Repeat the material in full. Keep every line exactly as it is.

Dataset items
──────────────────────────────
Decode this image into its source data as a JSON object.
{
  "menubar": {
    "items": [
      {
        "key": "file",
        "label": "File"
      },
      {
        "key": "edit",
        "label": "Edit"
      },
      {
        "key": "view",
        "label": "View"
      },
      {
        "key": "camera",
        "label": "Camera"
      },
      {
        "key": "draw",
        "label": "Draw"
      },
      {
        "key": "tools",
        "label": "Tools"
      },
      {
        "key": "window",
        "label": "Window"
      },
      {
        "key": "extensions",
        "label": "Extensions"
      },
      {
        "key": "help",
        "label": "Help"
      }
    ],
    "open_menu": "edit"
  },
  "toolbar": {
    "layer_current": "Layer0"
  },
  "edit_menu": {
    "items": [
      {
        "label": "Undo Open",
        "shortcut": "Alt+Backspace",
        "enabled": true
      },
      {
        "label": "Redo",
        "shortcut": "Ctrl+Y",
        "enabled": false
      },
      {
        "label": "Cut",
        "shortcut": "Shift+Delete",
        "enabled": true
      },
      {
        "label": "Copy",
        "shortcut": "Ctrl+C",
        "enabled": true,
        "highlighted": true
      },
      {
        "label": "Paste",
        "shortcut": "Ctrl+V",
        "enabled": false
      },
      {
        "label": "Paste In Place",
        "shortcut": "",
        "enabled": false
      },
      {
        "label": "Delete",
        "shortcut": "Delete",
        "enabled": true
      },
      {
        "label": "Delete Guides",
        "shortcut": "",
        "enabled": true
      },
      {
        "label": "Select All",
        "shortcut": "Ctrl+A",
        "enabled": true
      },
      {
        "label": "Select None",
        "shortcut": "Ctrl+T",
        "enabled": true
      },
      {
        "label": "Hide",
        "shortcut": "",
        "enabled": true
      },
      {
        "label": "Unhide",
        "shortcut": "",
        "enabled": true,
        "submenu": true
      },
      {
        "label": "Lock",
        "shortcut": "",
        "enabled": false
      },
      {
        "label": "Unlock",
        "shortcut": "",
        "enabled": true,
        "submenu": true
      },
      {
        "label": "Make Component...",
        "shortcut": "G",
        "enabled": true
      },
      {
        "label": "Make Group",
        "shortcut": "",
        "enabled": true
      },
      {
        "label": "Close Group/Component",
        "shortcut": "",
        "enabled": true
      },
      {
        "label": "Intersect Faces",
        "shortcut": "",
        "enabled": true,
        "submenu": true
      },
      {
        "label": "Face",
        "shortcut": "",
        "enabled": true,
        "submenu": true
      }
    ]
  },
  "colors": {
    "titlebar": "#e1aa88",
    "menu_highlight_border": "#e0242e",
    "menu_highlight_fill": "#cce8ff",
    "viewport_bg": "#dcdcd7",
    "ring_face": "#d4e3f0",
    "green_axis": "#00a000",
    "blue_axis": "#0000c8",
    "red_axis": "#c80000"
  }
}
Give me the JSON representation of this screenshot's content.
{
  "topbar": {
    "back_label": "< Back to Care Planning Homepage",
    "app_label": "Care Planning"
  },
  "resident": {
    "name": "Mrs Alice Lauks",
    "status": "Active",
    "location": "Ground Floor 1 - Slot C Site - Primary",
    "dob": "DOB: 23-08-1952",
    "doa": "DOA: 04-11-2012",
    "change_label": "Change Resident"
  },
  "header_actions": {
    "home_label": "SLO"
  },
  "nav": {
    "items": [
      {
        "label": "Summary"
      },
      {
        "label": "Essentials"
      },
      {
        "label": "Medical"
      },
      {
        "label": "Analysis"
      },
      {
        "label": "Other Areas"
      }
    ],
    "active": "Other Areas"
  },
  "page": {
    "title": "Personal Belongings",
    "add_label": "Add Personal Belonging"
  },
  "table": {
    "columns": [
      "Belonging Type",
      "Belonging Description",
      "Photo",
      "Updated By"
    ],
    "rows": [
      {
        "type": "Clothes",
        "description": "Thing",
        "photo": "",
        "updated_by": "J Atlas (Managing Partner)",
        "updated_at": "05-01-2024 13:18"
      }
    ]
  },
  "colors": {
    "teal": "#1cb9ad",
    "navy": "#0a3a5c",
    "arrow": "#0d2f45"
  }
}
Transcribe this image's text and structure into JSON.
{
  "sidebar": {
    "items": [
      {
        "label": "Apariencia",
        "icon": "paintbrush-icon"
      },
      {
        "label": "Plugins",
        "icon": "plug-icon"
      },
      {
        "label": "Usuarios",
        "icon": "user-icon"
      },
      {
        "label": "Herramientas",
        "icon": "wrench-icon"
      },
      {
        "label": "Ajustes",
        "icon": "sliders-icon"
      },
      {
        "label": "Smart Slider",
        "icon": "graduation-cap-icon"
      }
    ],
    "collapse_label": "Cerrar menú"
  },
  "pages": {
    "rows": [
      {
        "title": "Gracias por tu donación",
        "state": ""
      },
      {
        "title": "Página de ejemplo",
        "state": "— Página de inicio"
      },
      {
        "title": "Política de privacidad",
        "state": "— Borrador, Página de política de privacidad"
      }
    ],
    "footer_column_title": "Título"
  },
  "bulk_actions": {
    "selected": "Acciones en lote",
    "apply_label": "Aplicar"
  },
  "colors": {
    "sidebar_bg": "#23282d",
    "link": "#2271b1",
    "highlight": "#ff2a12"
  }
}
──────────────────────────────
**RESULT FOR THIS TASK:**
Decode this image into its source data as a JSON object.
{
  "menubar": {
    "items": [
      {
        "key": "file",
        "label": "File"
      },
      {
        "key": "edit",
        "label": "Edit"
      },
      {
        "key": "view",
        "label": "View"
      },
      {
        "key": "camera",
        "label": "Camera"
      },
      {
        "key": "draw",
        "label": "Draw"
      },
      {
        "key": "tools",
        "label": "Tools"
      },
      {
        "key": "window",
        "label": "Window"
      },
      {
        "key": "extensions",
        "label": "Extensions"
      },
      {
        "key": "help",
        "label": "Help"
      }
    ],
    "open_menu": "edit"
  },
  "toolbar": {
    "layer_current": "Layer0"
  },
  "edit_menu": {
    "items": [
      {
        "label": "Undo Open",
        "shortcut": "Alt+Backspace",
        "enabled": true
      },
      {
        "label": "Redo",
        "shortcut": "Ctrl+Y",
        "enabled": false
      },
      {
        "label": "Cut",
        "shortcut": "Shift+Delete",
        "enabled": true
      },
      {
        "label": "Copy",
        "shortcut": "Ctrl+C",
        "enabled": true,
        "highlighted": true
      },
      {
        "label": "Paste",
        "shortcut": "Ctrl+V",
        "enabled": false
      },
      {
        "label": "Paste In Place",
        "shortcut": "",
        "enabled": false
      },
      {
        "label": "Delete",
        "shortcut": "Delete",
        "enabled": true
      },
      {
        "label": "Delete Guides",
        "shortcut": "",
        "enabled": true
      },
      {
        "label": "Select All",
        "shortcut": "Ctrl+A",
        "enabled": true
      },
      {
        "label": "Select None",
        "shortcut": "Ctrl+T",
        "enabled": true
      },
      {
        "label": "Hide",
        "shortcut": "",
        "enabled": true
      },
      {
        "label": "Unhide",
        "shortcut": "",
        "enabled": true,
        "submenu": true
      },
      {
        "label": "Lock",
        "shortcut": "",
        "enabled": false
      },
      {
        "label": "Unlock",
        "shortcut": "",
        "enabled": true,
        "submenu": true
      },
      {
        "label": "Make Component...",
        "shortcut": "G",
        "enabled": true
      },
      {
        "label": "Make Group",
        "shortcut": "",
        "enabled": true
      },
      {
        "label": "Close Group/Component",
        "shortcut": "",
        "enabled": true
      },
      {
        "label": "Intersect Faces",
        "shortcut": "",
        "enabled": true,
        "submenu": true
      },
      {
        "label": "Face",
        "shortcut": "",
        "enabled": true,
        "submenu": true
      }
    ]
  },
  "colors": {
    "titlebar": "#e1aa88",
    "menu_highlight_border": "#e0242e",
    "menu_highlight_fill": "#cce8ff",
    "viewport_bg": "#dcdcd7",
    "ring_face": "#d4e3f0",
    "green_axis": "#00a000",
    "blue_axis": "#0000c8",
    "red_axis": "#c80000"
  }
}
Give me the JSON representation of this screenshot's content.
{
  "topbar": {
    "back_label": "< Back to Care Planning Homepage",
    "app_label": "Care Planning"
  },
  "resident": {
    "name": "Mrs Alice Lauks",
    "status": "Active",
    "location": "Ground Floor 1 - Slot C Site - Primary",
    "dob": "DOB: 23-08-1952",
    "doa": "DOA: 04-11-2012",
    "change_label": "Change Resident"
  },
  "header_actions": {
    "home_label": "SLO"
  },
  "nav": {
    "items": [
      {
        "label": "Summary"
      },
      {
        "label": "Essentials"
      },
      {
        "label": "Medical"
      },
      {
        "label": "Analysis"
      },
      {
        "label": "Other Areas"
      }
    ],
    "active": "Other Areas"
  },
  "page": {
    "title": "Personal Belongings",
    "add_label": "Add Personal Belonging"
  },
  "table": {
    "columns": [
      "Belonging Type",
      "Belonging Description",
      "Photo",
      "Updated By"
    ],
    "rows": [
      {
        "type": "Clothes",
        "description": "Thing",
        "photo": "",
        "updated_by": "J Atlas (Managing Partner)",
        "updated_at": "05-01-2024 13:18"
      }
    ]
  },
  "colors": {
    "teal": "#1cb9ad",
    "navy": "#0a3a5c",
    "arrow": "#0d2f45"
  }
}
Transcribe this image's text and structure into JSON.
{
  "sidebar": {
    "items": [
      {
        "label": "Apariencia",
        "icon": "paintbrush-icon"
      },
      {
        "label": "Plugins",
        "icon": "plug-icon"
      },
      {
        "label": "Usuarios",
        "icon": "user-icon"
      },
      {
        "label": "Herramientas",
        "icon": "wrench-icon"
      },
      {
        "label": "Ajustes",
        "icon": "sliders-icon"
      },
      {
        "label": "Smart Slider",
        "icon": "graduation-cap-icon"
      }
    ],
    "collapse_label": "Cerrar menú"
  },
  "pages": {
    "rows": [
      {
        "title": "Gracias por tu donación",
        "state": ""
      },
      {
        "title": "Página de ejemplo",
        "state": "— Página de inicio"
      },
      {
        "title": "Política de privacidad",
        "state": "— Borrador, Página de política de privacidad"
      }
    ],
    "footer_column_title": "Título"
  },
  "bulk_actions": {
    "selected": "Acciones en lote",
    "apply_label": "Aplicar"
  },
  "colors": {
    "sidebar_bg": "#23282d",
    "link": "#2271b1",
    "highlight": "#ff2a12"
  }
}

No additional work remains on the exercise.